Document excerpt:
________

The sort of stuff the Crusaders have always been a cut above (although before the Stormers match they watched and were left in awe by a DVD of inspirational stories from the quake that was compiled for them).
As they see it, the team have become an inspiration for the ravaged city simply by doing their jobs.
"There's been a lot of adversity. It's hard to describe unless you've seen Christchurch," Blackadder tries to explain.
"We're a beacon of hope for our community and the guys want to do well for our supporters because they're going through such hardships. The players know that people back home don't have running water and power, and that they're scared. It's given the team a lot of perspective."
By his own admission, 1974 Commonwealth Games gold medallist Dick Tayler has spent too much time in recent months getting angry.
There was his well-publicised resignation from the Halberg Awards voting academy, but mostly he's been angry at Mother Nature, frustrated at the pace of the rebuilding and sad about the prospect of "people moving away from a beautiful city".
He's ready now to let a little light back in. The president of the Canterbury Rugby Supporters Club will be there at Suncorp Stadium tonight. You can't underestimate what the win would mean to him and his fellow residents of Christchurch.
"You've got to understand, it will be like a shot of adrenaline," Tayler said.
"What the Crusaders have done is give a bit of hope. From day one you got the feeling they were going to put their heart and soul into it."
Thorn admits that this particular final - and he's played a few in his long cross-code career - is bigger than usual.
"In the past when I've played grand finals it's been about the team and myself. But this one ... I feel responsibility, there's more to this game."
It's more than a game, more than a title even - the Crusaders already have seven on the sideboard. It would be more like the affirmation of a love affair.

________

Element location listings:
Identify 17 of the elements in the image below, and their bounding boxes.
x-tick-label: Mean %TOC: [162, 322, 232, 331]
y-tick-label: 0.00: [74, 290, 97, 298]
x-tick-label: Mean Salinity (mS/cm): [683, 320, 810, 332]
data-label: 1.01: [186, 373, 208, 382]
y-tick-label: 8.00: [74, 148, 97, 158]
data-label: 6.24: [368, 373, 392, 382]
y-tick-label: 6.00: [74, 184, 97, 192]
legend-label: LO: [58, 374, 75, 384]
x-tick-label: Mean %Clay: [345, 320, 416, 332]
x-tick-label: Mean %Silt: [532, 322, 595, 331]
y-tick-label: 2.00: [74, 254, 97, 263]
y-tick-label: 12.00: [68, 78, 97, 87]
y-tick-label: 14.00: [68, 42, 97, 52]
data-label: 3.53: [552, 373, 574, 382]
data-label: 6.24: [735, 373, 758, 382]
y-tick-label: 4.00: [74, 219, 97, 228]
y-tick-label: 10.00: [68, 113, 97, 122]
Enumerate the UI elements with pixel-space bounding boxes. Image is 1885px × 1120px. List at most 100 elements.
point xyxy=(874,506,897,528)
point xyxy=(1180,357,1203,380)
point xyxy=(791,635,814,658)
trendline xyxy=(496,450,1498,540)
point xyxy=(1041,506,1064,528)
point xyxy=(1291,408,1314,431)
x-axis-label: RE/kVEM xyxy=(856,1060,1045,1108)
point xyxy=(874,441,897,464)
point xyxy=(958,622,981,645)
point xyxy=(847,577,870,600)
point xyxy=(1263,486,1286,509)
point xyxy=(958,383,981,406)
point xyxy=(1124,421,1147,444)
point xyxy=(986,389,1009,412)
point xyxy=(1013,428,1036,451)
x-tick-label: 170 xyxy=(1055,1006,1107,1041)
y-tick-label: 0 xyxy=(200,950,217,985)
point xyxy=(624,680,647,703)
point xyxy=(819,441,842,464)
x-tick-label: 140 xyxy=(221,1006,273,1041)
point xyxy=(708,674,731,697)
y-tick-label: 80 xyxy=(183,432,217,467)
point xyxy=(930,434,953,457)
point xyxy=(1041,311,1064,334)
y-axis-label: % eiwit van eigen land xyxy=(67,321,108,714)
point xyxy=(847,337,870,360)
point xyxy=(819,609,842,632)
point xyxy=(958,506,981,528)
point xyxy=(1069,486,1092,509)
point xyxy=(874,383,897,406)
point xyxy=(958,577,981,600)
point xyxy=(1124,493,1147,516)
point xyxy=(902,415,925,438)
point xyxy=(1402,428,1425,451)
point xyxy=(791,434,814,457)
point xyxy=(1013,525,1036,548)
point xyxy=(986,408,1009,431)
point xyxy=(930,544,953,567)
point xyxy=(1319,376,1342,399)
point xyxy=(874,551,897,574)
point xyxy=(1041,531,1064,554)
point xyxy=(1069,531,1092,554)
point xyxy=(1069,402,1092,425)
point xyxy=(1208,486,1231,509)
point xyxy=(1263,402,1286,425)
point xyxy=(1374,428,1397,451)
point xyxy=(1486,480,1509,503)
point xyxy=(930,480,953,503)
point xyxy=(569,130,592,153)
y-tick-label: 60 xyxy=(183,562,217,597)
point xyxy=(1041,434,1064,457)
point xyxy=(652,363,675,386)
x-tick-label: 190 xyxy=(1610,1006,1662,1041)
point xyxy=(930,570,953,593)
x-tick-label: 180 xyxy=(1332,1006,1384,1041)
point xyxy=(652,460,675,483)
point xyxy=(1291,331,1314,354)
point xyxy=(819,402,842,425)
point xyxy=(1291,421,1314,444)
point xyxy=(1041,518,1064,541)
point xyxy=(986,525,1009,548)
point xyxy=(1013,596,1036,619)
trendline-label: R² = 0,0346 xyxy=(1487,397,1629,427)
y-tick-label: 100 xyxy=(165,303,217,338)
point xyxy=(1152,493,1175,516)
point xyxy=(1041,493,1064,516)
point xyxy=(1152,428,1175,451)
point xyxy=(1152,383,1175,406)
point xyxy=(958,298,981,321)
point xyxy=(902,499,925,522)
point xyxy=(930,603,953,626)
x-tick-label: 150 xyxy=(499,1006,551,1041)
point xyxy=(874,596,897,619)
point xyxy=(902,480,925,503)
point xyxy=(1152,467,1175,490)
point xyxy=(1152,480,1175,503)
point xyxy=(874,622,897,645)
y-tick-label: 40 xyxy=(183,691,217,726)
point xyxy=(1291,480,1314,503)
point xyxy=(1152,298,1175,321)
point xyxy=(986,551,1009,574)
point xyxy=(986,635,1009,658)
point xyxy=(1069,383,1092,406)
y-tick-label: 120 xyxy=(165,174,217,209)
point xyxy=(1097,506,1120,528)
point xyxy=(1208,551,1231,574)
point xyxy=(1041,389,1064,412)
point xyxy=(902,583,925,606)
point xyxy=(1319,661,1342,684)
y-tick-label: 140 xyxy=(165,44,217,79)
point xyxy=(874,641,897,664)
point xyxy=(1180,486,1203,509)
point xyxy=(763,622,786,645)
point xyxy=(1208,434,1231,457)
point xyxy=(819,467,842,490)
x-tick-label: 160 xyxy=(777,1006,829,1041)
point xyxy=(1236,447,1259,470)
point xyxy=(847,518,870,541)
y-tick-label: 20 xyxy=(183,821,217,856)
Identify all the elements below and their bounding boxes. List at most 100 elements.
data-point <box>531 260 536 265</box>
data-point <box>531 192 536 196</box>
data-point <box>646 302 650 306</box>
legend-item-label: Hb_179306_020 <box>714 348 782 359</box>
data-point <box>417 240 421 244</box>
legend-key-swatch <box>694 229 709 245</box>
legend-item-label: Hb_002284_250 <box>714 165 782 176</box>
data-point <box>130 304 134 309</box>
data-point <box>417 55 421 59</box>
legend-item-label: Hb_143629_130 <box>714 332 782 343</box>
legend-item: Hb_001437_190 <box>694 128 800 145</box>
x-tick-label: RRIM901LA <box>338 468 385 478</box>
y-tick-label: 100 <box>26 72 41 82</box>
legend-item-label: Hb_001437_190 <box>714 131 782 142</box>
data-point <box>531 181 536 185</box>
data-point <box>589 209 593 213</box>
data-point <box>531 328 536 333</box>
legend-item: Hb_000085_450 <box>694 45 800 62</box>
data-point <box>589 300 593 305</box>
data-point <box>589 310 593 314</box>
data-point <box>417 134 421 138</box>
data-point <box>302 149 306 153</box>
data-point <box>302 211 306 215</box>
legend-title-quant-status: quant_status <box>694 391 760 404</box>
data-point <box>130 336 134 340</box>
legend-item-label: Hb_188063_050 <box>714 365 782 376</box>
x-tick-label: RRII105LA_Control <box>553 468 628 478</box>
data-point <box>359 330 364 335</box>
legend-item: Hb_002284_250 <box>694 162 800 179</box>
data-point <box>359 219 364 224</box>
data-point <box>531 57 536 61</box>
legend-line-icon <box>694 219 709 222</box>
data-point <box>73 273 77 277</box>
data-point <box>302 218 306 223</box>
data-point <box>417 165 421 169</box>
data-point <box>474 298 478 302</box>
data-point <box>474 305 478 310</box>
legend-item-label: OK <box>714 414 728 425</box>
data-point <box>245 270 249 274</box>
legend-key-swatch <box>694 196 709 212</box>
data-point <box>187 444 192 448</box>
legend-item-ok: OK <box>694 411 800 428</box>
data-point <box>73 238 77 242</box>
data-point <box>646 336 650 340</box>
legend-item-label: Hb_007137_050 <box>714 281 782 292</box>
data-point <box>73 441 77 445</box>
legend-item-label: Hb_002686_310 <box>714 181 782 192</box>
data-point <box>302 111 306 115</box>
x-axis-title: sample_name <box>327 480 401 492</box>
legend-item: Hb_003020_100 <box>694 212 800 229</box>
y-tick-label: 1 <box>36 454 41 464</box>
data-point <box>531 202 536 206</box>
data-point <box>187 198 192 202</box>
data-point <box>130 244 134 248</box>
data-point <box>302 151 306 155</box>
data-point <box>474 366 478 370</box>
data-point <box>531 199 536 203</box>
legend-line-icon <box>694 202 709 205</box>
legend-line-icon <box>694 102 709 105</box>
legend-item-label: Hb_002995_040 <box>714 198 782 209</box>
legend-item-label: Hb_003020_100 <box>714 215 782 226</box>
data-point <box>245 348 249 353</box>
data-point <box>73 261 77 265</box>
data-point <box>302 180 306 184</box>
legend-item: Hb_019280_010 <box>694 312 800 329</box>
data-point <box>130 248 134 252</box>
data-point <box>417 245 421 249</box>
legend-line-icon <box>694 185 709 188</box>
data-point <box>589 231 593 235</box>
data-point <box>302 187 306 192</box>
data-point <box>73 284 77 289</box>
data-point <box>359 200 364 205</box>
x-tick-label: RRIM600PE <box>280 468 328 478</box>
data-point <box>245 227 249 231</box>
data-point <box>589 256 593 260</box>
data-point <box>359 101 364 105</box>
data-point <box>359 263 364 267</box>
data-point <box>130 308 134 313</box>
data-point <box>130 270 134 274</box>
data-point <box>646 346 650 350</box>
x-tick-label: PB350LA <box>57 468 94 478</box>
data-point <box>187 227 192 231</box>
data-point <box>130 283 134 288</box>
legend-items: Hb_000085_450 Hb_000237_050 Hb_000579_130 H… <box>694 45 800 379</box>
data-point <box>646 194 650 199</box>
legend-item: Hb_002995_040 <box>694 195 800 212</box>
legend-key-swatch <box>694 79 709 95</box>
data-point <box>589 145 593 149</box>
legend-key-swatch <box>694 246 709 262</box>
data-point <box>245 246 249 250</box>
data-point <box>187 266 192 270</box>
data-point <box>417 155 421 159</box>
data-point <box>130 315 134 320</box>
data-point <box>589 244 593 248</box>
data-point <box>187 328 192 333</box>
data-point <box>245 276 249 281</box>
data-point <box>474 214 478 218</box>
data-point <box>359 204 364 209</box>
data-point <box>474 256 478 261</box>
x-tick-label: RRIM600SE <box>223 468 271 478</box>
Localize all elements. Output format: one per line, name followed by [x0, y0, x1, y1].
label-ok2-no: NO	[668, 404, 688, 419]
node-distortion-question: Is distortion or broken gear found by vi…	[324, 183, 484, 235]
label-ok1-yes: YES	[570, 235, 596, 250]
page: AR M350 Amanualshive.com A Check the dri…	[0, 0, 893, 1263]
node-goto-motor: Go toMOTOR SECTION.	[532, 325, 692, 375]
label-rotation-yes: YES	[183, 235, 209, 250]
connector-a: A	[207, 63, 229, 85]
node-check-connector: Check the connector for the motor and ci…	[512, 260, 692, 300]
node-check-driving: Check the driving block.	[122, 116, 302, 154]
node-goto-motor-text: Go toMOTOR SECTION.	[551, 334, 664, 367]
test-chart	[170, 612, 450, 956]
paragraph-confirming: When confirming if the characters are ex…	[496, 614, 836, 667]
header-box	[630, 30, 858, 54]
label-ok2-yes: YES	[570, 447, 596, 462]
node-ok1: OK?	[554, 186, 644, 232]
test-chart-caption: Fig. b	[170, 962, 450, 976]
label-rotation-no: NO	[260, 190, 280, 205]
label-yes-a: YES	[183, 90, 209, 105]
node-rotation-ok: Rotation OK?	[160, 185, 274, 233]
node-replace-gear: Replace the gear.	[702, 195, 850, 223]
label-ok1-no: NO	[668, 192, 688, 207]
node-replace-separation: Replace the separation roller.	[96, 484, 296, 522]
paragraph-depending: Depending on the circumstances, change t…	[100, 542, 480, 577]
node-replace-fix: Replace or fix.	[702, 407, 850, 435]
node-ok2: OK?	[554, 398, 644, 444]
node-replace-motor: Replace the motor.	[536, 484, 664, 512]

________

Directive 1: From the passage about the Crusaders and Christchurch, quote the part that begins with the words containing "The sort of" and ends with "doing their jobs.".
Directive 2: According to the passage about the Crusaders and Christchurch, what did Dick Tayler win in 1974?
Directive 3: Continue the passage about the Crusaders and Christchurch from the point where it stops.

Reply 1:
The sort of stuff the Crusaders have always been a cut above (although before the Stormers match they watched and were left in awe by a DVD of inspirational stories from the quake that was compiled for them).
As they see it, the team have become an inspiration for the ravaged city simply by doing their jobs.

Reply 2: A gold medal at the Commonwealth Games.

Reply 3:
"People love the fact we've been on the road the whole time, we've had injuries, we've had obstacles, but we've never complained. We've just got on with it.
"People back home are really enjoying that. They're really proud of us," Thorn says, his gravelly voice finally getting to his payoff line.
"And we're really proud of them."
The Crusaders aren't the first team to lose their home after a natural disaster. The New Orleans Saints couldn't play at their Superdome after Hurricane Katrina in 2005. Their 2009 Super Bowl win was seen as a symbol of the city's rebirth.
"Funnily enough, we talked about the Saints and what they went through and how their team and their stadium became a symbol and how important it was for that city to have a winning team," Gibson says.
Put that in perspective, though. It took the team a little more than three years to win a title after Katrina and by then they had their stadium back. The year they had to relocate, they went down 3-13.
The Crusaders still don't know when they'll even get their home back and they won't have wasted too many hours thinking about it.
It's just one building of many in a devastated city that continues to wake up to a nightmare every day.
Wouldn't it be nice if the city woke up tomorrow with a smile on its face?